[jira] [Commented] (HDFS-13904) ContentSummary does not always respect processing limit, resulting in long lock acquisitions

William Montaz (Jira) Mon, 12 May 2025 01:36:04 -0700


    [ 
https://issues.apache.org/jira/browse/HDFS-13904?page=com.atlassian.jira.plugin.system.issuetabpanels:comment-tabpanel&focusedCommentId=17950863#comment-17950863
 ]


William Montaz commented on HDFS-13904:
---------------------------------------

Hello,

we also run into this issue and it seems it happens on long directories because 
the lock is not yield when listing files in a directory containing many (indeed 
yield only happens when looking in a subfolder).

Put in other words, summary.yield() is only called in INodeDirectory and 
especially not from INodeFile, thus if a directory contains a lot of files, it 
will never yield the lock leading to long lock acquisition.

**INFORMATION PROVIDED:**
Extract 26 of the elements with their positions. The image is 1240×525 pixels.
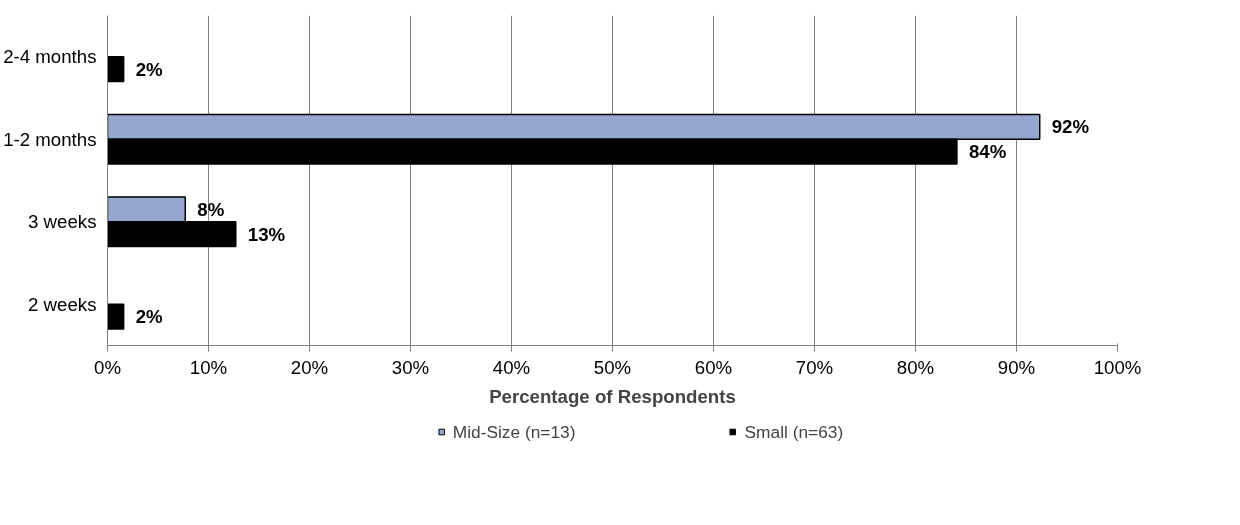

**PARTS OF THE EXERCISE:**
1/ State whether each of the following statements agrees with the Jira comment on HDFS-13904, answering yes or no and quoting the deciding words from that comment: (a) the commenter reports that yielding occurs only when a subfolder is examined; (b) summary.yield() is called from INodeFile; (c) the commenter has not personally encountered the issue.
2/ Pick up the Jira comment on HDFS-13904 immediately after its final sentence and continue it.
The material reproduced above is independent of the Jira comment on HDFS-13904.

**OUTPUTS IN ORDER:**
1/
(a) Yes: "yield only happens when looking in a subfolder"
(b) No: "summary.yield() is only called in INodeDirectory and especially not from INodeFile"
(c) No: "we also run into this issue"

2/
> ContentSummary does not always respect processing limit, resulting in long 
> lock acquisitions
> --------------------------------------------------------------------------------------------
>
>                 Key: HDFS-13904
>                 URL: https://issues.apache.org/jira/browse/HDFS-13904
>             Project: Hadoop HDFS
>          Issue Type: Bug
>          Components: hdfs, namenode
>            Reporter: Erik Krogen
>            Assignee: Erik Krogen
>            Priority: Major
>
> HDFS-4995 added a config {{dfs.content-summary.limit}} which allows for an 
> administrator to set a limit on the number of entries processed during a 
> single acquisition of the {{FSNamesystemLock}} during the creation of a 
> content summary. This is useful to prevent very long (multiple seconds) 
> pauses on the NameNode when {{getContentSummary}} is called on large 
> directories.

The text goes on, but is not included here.